What to produce: Go through the data below. List every line that holds the word "JSON".

* Start Given data *

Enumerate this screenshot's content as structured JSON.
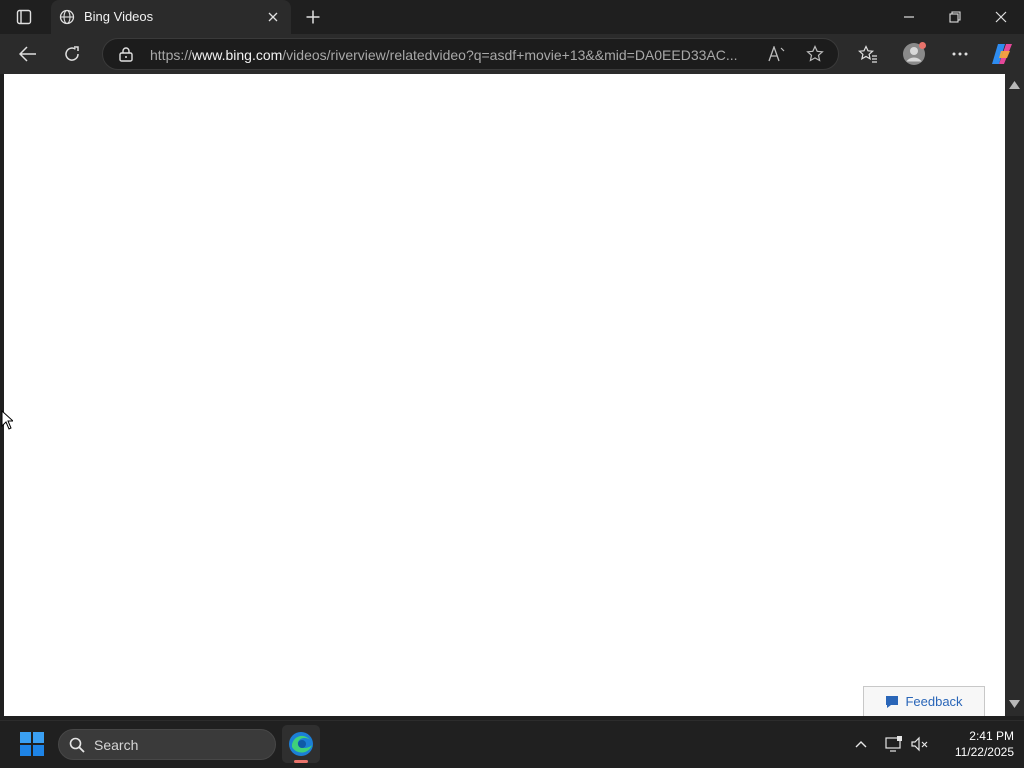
{
  "browser": {
    "tab": {
      "title": "Bing Videos",
      "close_icon": "close-icon"
    },
    "address": {
      "url_prefix": "https://",
      "url_host": "www.bing.com",
      "url_path": "/videos/riverview/relatedvideo?q=asdf+movie+13&&mid=DA0EED33AC..."
    },
    "icons": {
      "tab_actions": "tab-actions-icon",
      "globe": "globe-icon",
      "new_tab": "plus-icon",
      "minimize": "minimize-icon",
      "restore": "restore-icon",
      "close": "close-window-icon",
      "back": "back-arrow-icon",
      "refresh": "refresh-icon",
      "lock": "lock-icon",
      "read_aloud": "read-aloud-icon",
      "favorite": "star-icon",
      "favorites": "favorites-icon",
      "profile": "profile-icon",
      "more": "more-icon",
      "copilot": "copilot-icon"
    }
  },
  "page": {
    "feedback_label": "Feedback"
  },
  "taskbar": {
    "search_label": "Search",
    "time": "2:41 PM",
    "date": "11/22/2025"
  },
  "colors": {
    "browser_chrome": "#2b2b2b",
    "titlebar": "#1f1f1f",
    "taskbar": "#202020",
    "feedback_text": "#2a66b8",
    "windows_blue": "#1e90ff"
  }
}
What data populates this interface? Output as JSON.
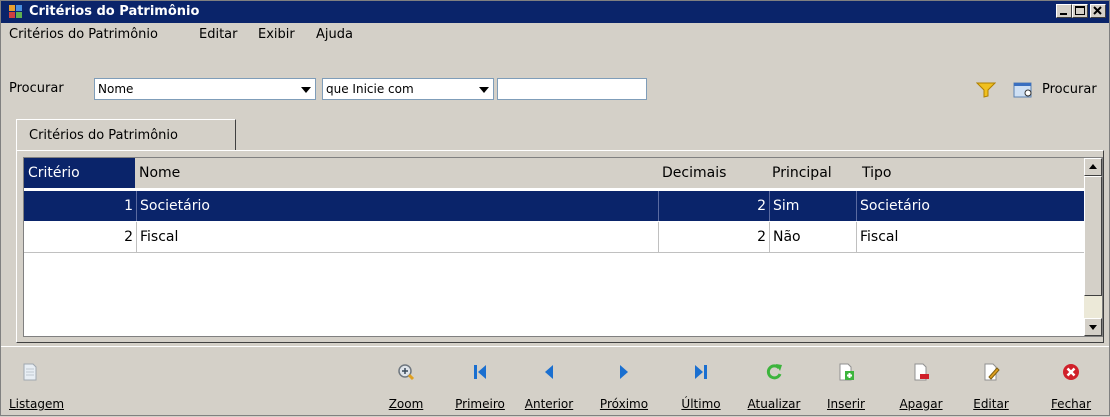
{
  "window": {
    "title": "Critérios do Patrimônio"
  },
  "menu": {
    "items": [
      "Critérios do Patrimônio",
      "Editar",
      "Exibir",
      "Ajuda"
    ]
  },
  "search": {
    "label": "Procurar",
    "field_value": "Nome",
    "operator_value": "que Inicie com",
    "text_value": "",
    "search_button_label": "Procurar"
  },
  "tabs": [
    {
      "label": "Critérios do Patrimônio"
    }
  ],
  "grid": {
    "columns": [
      "Critério",
      "Nome",
      "Decimais",
      "Principal",
      "Tipo"
    ],
    "rows": [
      {
        "criterio": "1",
        "nome": "Societário",
        "decimais": "2",
        "principal": "Sim",
        "tipo": "Societário"
      },
      {
        "criterio": "2",
        "nome": "Fiscal",
        "decimais": "2",
        "principal": "Não",
        "tipo": "Fiscal"
      }
    ]
  },
  "toolbar": {
    "listagem": "Listagem",
    "zoom": "Zoom",
    "primeiro": "Primeiro",
    "anterior": "Anterior",
    "proximo": "Próximo",
    "ultimo": "Último",
    "atualizar": "Atualizar",
    "inserir": "Inserir",
    "apagar": "Apagar",
    "editar": "Editar",
    "fechar": "Fechar"
  },
  "colors": {
    "title_bar": "#0a246a",
    "selection": "#0a246a",
    "nav_blue": "#1a6fd0",
    "refresh_green": "#3cb43c",
    "close_red": "#d0202a"
  }
}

* End Given data *

Answer for the task:
Enumerate this screenshot's content as structured JSON.
What data populates this interface? Output as JSON.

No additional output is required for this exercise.